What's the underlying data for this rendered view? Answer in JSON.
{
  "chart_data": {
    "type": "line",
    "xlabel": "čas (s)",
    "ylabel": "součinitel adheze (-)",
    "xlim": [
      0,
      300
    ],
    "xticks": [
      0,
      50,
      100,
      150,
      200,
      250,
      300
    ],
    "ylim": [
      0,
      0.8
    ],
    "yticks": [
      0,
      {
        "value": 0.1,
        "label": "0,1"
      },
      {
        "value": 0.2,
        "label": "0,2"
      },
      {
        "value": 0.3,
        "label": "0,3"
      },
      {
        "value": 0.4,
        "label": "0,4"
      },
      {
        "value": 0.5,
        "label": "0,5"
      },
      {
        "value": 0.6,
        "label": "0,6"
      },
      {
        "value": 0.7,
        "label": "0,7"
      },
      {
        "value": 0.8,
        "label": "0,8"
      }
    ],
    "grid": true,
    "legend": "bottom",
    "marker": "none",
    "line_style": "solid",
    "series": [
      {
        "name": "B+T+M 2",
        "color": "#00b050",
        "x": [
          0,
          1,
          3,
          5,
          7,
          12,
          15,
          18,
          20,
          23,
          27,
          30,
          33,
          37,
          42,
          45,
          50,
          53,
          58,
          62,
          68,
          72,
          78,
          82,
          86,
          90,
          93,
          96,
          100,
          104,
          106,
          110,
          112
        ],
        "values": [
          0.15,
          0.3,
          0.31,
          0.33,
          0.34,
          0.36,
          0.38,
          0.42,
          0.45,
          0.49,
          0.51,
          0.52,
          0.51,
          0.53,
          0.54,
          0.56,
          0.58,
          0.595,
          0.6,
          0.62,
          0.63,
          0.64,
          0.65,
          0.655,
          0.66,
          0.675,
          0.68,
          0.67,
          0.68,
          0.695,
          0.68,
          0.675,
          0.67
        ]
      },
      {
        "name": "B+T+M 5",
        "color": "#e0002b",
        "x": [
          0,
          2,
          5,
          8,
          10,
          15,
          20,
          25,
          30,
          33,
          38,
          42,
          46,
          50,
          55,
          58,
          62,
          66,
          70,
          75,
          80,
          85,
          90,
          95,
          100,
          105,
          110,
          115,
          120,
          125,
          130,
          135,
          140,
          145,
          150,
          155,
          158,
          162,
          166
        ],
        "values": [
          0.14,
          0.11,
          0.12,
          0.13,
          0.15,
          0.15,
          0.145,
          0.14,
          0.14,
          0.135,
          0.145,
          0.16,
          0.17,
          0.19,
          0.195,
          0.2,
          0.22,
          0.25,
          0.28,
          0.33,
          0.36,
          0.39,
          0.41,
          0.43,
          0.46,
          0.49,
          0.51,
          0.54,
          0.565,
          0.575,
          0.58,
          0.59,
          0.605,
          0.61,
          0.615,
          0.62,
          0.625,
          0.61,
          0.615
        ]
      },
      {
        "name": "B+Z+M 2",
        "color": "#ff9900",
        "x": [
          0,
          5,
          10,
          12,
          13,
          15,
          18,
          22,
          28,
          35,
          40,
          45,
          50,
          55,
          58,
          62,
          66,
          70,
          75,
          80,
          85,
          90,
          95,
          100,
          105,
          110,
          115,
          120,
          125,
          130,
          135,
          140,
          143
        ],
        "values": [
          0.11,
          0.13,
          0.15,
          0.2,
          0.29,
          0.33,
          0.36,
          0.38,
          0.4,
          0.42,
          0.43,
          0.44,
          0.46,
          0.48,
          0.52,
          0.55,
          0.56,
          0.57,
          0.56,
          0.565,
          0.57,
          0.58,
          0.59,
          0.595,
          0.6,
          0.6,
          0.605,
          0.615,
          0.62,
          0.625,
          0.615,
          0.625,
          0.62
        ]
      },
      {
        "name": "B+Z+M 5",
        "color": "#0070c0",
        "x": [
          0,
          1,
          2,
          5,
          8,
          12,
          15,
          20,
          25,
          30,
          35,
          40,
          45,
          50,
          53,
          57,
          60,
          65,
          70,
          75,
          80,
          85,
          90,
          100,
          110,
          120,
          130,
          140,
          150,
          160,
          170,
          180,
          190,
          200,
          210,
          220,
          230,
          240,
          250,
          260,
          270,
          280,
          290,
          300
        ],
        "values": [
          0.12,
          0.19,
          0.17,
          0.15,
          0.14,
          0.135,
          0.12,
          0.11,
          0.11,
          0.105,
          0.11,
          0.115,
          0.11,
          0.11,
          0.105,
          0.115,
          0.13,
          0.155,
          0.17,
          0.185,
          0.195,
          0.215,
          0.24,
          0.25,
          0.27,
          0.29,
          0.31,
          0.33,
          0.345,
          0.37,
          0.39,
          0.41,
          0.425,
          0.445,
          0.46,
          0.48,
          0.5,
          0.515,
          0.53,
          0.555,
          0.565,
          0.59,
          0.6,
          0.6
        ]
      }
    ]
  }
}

◆ ◆ ◆

### Your instructions
How many lines of the listing above include the word "name"? State the number and nothing else.

### Exercise solution
4